> **What you have to do**
Search the data for the word "icon" and copy every line that contains it.

--- begin Excerpted data ---

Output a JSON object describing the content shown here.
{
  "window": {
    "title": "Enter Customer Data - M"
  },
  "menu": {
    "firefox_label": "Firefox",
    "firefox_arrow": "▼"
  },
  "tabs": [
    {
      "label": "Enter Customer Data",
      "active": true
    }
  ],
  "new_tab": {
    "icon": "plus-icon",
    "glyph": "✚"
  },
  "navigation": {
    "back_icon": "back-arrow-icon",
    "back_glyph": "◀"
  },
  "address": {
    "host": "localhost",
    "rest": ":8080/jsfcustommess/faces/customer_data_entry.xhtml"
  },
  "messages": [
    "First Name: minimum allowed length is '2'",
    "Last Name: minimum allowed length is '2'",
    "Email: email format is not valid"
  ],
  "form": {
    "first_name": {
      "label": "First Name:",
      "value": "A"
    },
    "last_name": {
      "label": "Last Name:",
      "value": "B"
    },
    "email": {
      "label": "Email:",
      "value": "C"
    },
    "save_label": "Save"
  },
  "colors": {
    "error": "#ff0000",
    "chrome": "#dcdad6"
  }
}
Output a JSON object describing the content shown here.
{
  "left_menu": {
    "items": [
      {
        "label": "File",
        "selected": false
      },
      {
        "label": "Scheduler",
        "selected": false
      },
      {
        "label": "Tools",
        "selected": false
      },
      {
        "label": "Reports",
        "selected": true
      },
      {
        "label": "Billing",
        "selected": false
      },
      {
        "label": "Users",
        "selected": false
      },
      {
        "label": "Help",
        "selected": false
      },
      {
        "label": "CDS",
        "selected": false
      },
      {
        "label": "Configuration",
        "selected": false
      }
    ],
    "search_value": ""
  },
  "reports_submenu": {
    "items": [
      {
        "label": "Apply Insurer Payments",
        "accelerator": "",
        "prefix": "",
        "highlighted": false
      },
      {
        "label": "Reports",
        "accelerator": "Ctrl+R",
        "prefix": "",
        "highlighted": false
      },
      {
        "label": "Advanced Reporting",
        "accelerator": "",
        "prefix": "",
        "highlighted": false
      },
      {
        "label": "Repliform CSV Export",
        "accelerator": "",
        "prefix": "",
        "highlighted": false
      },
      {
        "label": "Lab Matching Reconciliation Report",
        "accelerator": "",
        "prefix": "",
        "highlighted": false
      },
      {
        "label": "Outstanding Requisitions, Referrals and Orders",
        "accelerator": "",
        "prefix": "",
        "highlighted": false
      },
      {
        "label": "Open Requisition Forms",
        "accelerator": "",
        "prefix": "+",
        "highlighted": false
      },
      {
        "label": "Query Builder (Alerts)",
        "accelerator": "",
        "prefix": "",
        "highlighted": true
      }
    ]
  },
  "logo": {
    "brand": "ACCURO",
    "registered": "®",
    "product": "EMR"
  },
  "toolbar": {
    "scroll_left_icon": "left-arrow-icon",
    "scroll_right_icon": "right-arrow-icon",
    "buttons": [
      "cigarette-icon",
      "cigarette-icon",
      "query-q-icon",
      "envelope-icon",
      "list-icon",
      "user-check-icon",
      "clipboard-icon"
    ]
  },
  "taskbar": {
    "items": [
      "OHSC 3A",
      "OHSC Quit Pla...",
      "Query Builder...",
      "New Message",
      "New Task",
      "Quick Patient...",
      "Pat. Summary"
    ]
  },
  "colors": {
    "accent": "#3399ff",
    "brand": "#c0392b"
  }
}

--- end Excerpted data ---
--- begin Excerpted data ---

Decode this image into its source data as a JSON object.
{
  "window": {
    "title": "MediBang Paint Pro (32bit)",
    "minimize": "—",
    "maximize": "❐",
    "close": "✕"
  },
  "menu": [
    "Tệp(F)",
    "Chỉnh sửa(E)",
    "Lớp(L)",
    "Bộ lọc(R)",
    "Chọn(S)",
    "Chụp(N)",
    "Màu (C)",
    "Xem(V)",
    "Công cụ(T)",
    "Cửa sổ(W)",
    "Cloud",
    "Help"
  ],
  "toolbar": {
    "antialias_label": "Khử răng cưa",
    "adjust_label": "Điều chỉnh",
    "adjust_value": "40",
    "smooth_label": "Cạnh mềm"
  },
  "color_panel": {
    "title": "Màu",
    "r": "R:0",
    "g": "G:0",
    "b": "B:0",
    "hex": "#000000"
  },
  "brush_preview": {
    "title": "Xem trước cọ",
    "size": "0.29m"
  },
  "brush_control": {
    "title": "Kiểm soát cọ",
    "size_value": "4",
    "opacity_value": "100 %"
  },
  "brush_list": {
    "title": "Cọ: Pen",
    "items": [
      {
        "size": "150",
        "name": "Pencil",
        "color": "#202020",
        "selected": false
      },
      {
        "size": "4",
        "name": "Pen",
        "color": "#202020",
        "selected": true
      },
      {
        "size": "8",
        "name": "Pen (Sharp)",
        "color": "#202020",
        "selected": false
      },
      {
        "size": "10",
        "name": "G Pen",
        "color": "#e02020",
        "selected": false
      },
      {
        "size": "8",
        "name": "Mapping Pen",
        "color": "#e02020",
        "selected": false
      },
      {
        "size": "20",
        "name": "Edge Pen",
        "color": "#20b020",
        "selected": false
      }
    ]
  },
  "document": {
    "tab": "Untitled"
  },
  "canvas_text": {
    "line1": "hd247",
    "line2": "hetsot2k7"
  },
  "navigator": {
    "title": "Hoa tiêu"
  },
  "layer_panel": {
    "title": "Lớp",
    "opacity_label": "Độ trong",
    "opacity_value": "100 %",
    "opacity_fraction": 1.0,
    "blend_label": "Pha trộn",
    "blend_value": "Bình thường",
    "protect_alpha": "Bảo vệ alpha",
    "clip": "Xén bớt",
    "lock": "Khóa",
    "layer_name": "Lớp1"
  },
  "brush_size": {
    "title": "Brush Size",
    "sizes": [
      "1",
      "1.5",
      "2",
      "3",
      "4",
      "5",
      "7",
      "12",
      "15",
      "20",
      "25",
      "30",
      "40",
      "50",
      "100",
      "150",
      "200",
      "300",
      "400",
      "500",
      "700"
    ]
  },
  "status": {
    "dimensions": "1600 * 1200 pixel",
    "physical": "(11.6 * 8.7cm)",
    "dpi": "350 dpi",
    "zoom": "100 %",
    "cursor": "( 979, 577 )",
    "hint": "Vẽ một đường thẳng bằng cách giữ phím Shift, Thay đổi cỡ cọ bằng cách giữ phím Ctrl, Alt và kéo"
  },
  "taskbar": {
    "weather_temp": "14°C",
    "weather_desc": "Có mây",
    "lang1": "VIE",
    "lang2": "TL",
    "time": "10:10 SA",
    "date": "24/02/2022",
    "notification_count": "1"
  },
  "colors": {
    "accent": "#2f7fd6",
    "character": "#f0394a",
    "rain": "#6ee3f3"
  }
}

--- end Excerpted data ---

> **Result of this task**
    "icon": "plus-icon",
    "back_icon": "back-arrow-icon",
    "scroll_left_icon": "left-arrow-icon",
    "scroll_right_icon": "right-arrow-icon",
      "cigarette-icon",
      "cigarette-icon",
      "query-q-icon",
      "envelope-icon",
      "list-icon",
      "user-check-icon",
      "clipboard-icon"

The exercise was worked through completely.